> **What the task requires**: Locate the string "Järgmine" in the records below. Copy every line where it occurs.
---
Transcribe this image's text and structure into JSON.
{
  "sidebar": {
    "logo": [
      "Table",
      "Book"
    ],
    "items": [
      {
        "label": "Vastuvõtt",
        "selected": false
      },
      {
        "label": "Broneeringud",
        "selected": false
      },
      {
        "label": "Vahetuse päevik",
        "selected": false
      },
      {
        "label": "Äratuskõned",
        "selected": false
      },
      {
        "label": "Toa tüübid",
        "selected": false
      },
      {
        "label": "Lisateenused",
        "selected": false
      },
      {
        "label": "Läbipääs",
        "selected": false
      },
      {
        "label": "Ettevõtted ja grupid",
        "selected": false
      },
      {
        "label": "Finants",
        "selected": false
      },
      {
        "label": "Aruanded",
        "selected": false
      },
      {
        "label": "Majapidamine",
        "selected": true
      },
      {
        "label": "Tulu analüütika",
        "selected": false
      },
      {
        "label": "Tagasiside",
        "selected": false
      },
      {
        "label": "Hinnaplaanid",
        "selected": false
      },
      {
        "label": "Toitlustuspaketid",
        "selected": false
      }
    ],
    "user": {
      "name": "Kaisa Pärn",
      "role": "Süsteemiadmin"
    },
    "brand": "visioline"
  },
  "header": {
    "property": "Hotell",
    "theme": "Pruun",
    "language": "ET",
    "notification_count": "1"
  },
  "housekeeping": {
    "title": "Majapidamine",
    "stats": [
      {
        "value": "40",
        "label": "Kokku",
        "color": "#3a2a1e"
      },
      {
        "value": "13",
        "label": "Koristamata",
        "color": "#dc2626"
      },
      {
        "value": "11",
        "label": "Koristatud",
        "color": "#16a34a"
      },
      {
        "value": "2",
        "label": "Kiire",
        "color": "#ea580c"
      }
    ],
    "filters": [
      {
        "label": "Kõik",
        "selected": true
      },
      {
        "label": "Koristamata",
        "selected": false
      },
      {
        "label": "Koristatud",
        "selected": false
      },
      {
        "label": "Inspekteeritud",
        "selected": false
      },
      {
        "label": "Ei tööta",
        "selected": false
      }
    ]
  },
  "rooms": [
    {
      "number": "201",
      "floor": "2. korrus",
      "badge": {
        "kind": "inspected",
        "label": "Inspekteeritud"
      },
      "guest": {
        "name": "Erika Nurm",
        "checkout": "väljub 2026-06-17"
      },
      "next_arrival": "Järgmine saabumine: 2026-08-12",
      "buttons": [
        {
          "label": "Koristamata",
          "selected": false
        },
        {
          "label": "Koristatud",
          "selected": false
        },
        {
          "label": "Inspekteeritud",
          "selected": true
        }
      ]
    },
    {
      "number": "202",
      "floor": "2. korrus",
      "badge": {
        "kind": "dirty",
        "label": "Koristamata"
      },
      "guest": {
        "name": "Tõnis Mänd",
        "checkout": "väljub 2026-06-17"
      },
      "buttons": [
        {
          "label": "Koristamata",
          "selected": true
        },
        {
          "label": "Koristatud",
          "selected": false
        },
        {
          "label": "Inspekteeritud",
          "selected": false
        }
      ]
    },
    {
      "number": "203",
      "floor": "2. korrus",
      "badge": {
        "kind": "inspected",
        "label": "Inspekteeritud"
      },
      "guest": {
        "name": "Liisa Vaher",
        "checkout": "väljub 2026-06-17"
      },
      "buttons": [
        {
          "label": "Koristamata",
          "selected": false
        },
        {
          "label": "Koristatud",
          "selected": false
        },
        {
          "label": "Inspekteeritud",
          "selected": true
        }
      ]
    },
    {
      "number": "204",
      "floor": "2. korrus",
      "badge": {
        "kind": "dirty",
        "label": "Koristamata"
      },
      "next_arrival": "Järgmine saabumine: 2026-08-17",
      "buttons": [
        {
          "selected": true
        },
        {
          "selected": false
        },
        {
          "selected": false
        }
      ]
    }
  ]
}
---
> **Output of the task**:
      "next_arrival": "Järgmine saabumine: 2026-08-12",
      "next_arrival": "Järgmine saabumine: 2026-08-17",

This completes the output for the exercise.